What needs to be done ->
Quote all of the data exactly as given. Skip every picture it contains.

(Stored data entries)

[BEGIN]

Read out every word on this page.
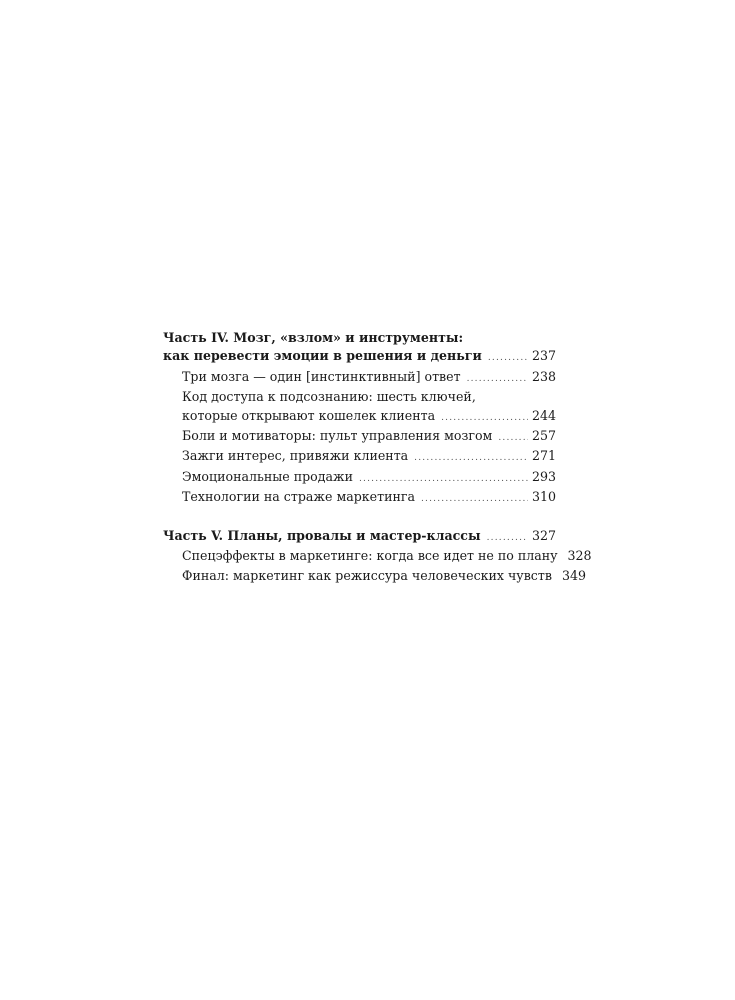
Часть IV. Мозг, «взлом» и инструменты:
как перевести эмоции в решения и деньги .....	237
Три мозга — один [инстинктивный] ответ .....	238
Код доступа к подсознанию: шесть ключей,
которые открывают кошелек клиента .....	244
Боли и мотиваторы: пульт управления мозгом .....	257
Зажги интерес, привяжи клиента .....	271
Эмоциональные продажи .....	293
Технологии на страже маркетинга .....	310
Часть V. Планы, провалы и мастер-классы .....	327
Спецэффекты в маркетинге: когда все идет не по плану 328
Финал: маркетинг как режиссура человеческих чувств 349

[END]

Final answer ->
Read out every word on this page.
Часть IV. Мозг, «взлом» и инструменты:
как перевести эмоции в решения и деньги .....	237
Три мозга — один [инстинктивный] ответ .....	238
Код доступа к подсознанию: шесть ключей,
которые открывают кошелек клиента .....	244
Боли и мотиваторы: пульт управления мозгом .....	257
Зажги интерес, привяжи клиента .....	271
Эмоциональные продажи .....	293
Технологии на страже маркетинга .....	310
Часть V. Планы, провалы и мастер-классы .....	327
Спецэффекты в маркетинге: когда все идет не по плану 328
Финал: маркетинг как режиссура человеческих чувств 349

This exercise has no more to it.